EXERCISE DETAILS: In the lines from the first one through the line containing "facet-option[interactable]: white (3): [118, 631, 610, 679]", rename "facet-option" to "filter-option" and leave everything else unchanged.

SOURCE RECORDS:
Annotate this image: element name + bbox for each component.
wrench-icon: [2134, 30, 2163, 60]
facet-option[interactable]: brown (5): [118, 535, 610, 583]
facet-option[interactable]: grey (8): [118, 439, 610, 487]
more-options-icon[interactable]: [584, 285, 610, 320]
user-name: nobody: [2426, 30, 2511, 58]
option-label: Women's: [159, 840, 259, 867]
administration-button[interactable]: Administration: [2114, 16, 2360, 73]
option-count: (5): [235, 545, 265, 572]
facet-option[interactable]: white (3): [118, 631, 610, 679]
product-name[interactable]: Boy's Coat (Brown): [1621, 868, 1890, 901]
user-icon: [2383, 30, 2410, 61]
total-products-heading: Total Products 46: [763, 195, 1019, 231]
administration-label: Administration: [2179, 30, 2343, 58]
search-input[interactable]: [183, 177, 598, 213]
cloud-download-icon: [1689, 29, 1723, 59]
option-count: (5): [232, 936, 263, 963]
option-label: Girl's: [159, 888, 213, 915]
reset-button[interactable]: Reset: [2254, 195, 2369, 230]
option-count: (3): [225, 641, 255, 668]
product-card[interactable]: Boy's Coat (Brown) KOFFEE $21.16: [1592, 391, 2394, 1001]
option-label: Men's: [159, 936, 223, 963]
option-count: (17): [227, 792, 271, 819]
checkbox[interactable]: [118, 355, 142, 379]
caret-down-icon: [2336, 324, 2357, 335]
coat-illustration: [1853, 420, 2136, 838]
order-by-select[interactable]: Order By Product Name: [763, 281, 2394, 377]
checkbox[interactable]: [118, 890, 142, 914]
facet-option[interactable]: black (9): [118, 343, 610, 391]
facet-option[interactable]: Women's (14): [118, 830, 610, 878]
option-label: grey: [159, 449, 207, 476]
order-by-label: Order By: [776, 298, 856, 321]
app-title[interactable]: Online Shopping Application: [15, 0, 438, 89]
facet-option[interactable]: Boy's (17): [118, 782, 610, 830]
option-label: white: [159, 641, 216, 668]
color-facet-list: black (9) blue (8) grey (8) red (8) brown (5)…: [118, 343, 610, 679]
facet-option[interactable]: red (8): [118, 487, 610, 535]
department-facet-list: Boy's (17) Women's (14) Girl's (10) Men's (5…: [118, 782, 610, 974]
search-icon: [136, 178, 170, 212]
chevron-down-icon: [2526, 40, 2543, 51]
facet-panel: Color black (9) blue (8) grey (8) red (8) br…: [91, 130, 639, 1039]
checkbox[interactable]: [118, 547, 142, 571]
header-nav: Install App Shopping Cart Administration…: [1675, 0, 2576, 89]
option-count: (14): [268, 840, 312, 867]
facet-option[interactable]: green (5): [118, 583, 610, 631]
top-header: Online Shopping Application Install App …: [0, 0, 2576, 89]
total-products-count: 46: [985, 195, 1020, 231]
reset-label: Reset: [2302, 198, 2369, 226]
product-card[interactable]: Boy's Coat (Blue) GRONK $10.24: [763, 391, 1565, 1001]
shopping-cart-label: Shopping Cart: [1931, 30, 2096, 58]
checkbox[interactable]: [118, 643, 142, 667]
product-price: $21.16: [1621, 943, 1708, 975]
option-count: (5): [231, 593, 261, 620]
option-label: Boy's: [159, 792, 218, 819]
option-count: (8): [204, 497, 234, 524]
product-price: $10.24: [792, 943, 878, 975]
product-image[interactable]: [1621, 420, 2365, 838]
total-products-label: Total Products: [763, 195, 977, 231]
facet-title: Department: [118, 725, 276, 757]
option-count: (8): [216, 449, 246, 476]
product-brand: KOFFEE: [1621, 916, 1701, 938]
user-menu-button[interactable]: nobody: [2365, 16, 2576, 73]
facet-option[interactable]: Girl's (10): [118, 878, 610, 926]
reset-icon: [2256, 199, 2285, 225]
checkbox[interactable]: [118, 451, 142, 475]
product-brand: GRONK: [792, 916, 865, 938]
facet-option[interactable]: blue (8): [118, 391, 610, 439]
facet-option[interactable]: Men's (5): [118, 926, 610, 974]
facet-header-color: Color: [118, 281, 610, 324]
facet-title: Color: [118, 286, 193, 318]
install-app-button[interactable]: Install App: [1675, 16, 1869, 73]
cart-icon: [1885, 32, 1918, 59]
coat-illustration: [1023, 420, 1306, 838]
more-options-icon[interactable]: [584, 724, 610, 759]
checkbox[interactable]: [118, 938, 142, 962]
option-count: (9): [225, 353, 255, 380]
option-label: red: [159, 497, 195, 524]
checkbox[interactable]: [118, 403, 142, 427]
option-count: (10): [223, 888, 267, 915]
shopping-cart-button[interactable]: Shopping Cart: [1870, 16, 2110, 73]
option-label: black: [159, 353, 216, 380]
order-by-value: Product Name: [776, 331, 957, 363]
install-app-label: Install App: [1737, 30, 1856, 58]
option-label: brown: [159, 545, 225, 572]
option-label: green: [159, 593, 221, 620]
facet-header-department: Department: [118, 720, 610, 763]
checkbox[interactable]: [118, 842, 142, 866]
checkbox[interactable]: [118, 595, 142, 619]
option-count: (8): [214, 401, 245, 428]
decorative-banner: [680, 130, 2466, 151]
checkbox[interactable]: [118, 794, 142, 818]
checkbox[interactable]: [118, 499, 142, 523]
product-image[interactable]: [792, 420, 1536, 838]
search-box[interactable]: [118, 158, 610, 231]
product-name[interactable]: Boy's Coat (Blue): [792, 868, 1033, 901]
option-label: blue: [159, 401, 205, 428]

WORKED ANSWER:
Annotate this image: element name + bbox for each component.
wrench-icon: [2134, 30, 2163, 60]
filter-option[interactable]: brown (5): [118, 535, 610, 583]
filter-option[interactable]: grey (8): [118, 439, 610, 487]
more-options-icon[interactable]: [584, 285, 610, 320]
user-name: nobody: [2426, 30, 2511, 58]
option-label: Women's: [159, 840, 259, 867]
administration-button[interactable]: Administration: [2114, 16, 2360, 73]
option-count: (5): [235, 545, 265, 572]
filter-option[interactable]: white (3): [118, 631, 610, 679]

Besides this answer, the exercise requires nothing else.